## Task details
Below are some entries; can you quote all of them exactly?

Saved entries:

▬▬▬▬▬▬

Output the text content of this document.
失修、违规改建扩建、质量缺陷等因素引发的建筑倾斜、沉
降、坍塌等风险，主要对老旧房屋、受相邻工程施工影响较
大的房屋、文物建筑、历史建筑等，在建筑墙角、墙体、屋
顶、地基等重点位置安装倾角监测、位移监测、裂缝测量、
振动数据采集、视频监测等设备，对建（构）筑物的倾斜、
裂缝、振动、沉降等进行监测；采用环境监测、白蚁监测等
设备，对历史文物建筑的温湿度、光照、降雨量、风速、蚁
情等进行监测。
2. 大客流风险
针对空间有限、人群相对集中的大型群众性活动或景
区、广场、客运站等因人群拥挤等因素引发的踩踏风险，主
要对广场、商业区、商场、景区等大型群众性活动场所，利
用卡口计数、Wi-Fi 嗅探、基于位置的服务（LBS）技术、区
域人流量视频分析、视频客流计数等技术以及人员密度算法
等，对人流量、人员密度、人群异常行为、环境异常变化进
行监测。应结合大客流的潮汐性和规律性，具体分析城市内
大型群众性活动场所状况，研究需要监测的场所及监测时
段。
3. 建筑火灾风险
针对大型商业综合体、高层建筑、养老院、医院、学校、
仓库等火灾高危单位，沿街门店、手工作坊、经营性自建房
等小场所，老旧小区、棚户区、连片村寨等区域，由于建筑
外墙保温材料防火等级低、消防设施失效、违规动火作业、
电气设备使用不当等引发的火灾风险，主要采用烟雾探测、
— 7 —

▬▬▬▬▬▬

## Response
Output the text content of this document.
失修、违规改建扩建、质量缺陷等因素引发的建筑倾斜、沉
降、坍塌等风险，主要对老旧房屋、受相邻工程施工影响较
大的房屋、文物建筑、历史建筑等，在建筑墙角、墙体、屋
顶、地基等重点位置安装倾角监测、位移监测、裂缝测量、
振动数据采集、视频监测等设备，对建（构）筑物的倾斜、
裂缝、振动、沉降等进行监测；采用环境监测、白蚁监测等
设备，对历史文物建筑的温湿度、光照、降雨量、风速、蚁
情等进行监测。
2. 大客流风险
针对空间有限、人群相对集中的大型群众性活动或景
区、广场、客运站等因人群拥挤等因素引发的踩踏风险，主
要对广场、商业区、商场、景区等大型群众性活动场所，利
用卡口计数、Wi-Fi 嗅探、基于位置的服务（LBS）技术、区
域人流量视频分析、视频客流计数等技术以及人员密度算法
等，对人流量、人员密度、人群异常行为、环境异常变化进
行监测。应结合大客流的潮汐性和规律性，具体分析城市内
大型群众性活动场所状况，研究需要监测的场所及监测时
段。
3. 建筑火灾风险
针对大型商业综合体、高层建筑、养老院、医院、学校、
仓库等火灾高危单位，沿街门店、手工作坊、经营性自建房
等小场所，老旧小区、棚户区、连片村寨等区域，由于建筑
外墙保温材料防火等级低、消防设施失效、违规动火作业、
电气设备使用不当等引发的火灾风险，主要采用烟雾探测、
— 7 —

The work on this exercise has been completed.